Filter the records below for the word "Amplitude". Copy each line that holds it.

* DATA IN THIS EXERCISE
#####
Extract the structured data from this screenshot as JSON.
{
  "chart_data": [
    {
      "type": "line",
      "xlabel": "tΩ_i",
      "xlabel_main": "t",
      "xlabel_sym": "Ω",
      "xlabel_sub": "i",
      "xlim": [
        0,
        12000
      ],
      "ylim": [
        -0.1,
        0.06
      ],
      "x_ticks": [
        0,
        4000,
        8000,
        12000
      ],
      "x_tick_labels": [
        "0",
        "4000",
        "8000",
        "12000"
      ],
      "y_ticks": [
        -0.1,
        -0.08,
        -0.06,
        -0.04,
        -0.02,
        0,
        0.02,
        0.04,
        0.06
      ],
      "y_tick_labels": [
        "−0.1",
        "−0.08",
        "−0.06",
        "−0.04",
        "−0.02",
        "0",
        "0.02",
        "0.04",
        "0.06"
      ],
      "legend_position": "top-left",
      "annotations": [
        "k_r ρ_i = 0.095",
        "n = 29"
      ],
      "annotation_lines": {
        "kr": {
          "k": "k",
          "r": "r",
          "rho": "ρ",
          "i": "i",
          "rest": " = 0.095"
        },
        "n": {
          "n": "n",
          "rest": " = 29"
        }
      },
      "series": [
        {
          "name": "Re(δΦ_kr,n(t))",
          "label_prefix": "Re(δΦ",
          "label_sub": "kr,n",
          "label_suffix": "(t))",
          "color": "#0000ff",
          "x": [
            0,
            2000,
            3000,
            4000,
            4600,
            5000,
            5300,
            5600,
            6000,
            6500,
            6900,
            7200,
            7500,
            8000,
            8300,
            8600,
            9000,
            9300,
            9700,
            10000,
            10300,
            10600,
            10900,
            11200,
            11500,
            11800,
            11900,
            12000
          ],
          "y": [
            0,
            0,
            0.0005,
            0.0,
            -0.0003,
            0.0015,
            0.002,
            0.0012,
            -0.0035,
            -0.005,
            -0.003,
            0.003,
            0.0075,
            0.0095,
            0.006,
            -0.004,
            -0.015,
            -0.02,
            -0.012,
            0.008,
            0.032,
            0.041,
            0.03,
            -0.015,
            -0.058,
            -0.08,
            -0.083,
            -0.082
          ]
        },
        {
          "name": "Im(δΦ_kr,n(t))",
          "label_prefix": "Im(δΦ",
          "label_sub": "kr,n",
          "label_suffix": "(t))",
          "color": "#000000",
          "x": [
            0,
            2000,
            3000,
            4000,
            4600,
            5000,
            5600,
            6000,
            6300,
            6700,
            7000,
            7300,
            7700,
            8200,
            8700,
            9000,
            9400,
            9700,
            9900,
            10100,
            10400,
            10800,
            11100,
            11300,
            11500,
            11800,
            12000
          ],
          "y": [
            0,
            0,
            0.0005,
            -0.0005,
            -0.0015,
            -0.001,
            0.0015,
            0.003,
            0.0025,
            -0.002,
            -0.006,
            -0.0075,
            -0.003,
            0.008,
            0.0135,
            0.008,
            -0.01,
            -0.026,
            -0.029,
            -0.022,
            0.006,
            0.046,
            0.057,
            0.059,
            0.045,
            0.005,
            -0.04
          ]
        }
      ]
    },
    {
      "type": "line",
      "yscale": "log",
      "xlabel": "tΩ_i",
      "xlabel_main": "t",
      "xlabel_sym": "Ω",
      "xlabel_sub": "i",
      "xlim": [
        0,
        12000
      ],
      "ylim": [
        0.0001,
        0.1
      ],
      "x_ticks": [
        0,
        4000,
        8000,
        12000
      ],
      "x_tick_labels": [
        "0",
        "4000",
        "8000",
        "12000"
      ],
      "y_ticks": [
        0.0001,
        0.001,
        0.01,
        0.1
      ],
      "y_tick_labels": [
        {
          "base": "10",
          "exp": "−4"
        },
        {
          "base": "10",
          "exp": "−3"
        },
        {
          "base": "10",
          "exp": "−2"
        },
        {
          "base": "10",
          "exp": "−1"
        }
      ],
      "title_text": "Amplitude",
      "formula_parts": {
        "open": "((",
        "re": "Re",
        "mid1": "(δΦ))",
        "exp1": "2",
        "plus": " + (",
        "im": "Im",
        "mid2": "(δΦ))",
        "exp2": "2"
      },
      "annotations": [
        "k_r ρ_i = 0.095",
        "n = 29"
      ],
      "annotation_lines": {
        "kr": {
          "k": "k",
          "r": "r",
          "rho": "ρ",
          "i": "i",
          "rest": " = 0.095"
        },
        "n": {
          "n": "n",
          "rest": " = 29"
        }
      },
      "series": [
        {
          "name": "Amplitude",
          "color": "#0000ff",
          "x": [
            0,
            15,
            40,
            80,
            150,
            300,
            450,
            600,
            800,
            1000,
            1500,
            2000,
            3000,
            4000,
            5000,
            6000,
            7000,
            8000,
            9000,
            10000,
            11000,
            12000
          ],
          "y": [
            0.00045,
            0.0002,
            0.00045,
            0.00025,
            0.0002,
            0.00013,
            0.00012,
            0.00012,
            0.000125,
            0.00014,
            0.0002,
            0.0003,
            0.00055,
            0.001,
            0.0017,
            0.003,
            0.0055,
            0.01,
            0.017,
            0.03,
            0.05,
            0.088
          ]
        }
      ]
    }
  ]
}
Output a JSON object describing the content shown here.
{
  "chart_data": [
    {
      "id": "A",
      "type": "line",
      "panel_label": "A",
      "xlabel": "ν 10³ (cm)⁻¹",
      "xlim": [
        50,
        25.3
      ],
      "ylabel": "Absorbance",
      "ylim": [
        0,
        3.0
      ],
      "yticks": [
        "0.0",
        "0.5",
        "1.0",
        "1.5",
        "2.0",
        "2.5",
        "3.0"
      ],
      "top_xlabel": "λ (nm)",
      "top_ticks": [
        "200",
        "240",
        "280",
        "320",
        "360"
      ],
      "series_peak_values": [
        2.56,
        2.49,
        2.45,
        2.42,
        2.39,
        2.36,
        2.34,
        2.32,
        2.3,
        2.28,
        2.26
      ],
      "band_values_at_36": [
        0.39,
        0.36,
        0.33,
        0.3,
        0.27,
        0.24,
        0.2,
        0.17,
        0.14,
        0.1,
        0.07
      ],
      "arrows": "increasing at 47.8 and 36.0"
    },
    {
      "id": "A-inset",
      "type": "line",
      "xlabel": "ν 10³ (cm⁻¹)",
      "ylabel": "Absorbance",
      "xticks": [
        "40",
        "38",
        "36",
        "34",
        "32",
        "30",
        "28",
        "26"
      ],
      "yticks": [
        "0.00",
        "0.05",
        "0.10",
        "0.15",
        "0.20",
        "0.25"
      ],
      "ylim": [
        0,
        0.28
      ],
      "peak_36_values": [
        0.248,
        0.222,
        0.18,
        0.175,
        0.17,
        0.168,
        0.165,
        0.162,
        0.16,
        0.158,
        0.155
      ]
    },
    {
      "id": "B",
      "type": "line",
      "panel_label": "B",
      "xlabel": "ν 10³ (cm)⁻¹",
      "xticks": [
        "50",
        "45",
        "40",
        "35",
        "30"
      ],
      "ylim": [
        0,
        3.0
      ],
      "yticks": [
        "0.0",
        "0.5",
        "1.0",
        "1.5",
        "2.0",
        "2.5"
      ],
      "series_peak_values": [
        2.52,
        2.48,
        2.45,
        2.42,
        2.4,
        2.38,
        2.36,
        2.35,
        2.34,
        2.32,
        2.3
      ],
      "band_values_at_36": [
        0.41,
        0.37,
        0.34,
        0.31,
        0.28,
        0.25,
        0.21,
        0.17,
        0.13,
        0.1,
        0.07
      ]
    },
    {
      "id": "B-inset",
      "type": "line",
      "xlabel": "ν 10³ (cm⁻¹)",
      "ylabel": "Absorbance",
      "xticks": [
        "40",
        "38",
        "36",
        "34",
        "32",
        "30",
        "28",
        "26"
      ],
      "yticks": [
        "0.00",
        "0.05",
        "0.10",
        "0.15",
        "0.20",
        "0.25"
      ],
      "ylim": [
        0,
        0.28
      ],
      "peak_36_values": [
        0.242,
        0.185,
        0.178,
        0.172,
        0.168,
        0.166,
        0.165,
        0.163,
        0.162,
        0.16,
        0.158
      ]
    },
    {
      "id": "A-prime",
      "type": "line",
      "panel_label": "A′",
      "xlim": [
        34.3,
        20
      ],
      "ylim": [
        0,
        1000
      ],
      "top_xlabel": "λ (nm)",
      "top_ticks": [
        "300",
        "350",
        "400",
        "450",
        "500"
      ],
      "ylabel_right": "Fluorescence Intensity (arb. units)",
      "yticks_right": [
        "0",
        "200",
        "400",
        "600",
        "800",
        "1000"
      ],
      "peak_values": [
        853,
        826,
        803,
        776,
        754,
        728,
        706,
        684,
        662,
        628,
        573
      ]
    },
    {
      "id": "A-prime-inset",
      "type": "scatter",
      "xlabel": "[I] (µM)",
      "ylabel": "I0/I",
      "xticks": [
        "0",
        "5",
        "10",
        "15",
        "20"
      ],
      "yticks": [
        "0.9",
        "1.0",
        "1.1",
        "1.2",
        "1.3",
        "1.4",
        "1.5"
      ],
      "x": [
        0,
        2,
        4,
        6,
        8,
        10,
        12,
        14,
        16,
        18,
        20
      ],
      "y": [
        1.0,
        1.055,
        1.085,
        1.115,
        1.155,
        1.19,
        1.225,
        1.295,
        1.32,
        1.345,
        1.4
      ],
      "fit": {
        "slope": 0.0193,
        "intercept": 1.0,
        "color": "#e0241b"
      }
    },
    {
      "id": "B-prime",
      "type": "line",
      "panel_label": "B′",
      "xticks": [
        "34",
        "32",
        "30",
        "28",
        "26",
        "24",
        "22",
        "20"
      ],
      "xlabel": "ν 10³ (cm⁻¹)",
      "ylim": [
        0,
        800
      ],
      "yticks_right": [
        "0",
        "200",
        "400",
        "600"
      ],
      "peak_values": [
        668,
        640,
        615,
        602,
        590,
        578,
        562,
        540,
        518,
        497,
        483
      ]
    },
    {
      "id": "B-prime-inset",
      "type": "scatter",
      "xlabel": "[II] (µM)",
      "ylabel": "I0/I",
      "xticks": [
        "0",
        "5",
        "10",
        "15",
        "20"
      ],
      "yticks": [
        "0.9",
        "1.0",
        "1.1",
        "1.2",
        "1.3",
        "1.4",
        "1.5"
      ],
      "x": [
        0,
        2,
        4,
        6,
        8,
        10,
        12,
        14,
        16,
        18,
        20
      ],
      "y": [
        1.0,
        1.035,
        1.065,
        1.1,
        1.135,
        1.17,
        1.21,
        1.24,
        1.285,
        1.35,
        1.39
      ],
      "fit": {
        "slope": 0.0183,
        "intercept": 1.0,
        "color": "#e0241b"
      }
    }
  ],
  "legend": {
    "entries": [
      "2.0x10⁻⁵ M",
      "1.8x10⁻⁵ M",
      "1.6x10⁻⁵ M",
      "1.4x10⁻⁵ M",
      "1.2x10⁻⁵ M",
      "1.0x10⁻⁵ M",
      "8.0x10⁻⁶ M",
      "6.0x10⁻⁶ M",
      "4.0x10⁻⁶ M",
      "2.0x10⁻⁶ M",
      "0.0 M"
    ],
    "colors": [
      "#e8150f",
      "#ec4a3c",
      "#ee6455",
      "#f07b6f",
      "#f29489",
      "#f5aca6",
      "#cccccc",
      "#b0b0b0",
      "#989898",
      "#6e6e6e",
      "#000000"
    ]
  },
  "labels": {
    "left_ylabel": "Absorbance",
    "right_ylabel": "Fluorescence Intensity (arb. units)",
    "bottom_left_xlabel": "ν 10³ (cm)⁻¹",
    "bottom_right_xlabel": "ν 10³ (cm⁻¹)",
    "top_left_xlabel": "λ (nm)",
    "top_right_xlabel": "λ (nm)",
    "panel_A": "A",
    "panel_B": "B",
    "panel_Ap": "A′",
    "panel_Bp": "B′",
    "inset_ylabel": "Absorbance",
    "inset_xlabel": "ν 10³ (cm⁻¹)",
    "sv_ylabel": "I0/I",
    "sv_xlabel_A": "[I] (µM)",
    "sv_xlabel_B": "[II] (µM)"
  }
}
#####
* COMPLETE RESPONSE
      "title_text": "Amplitude",
          "name": "Amplitude",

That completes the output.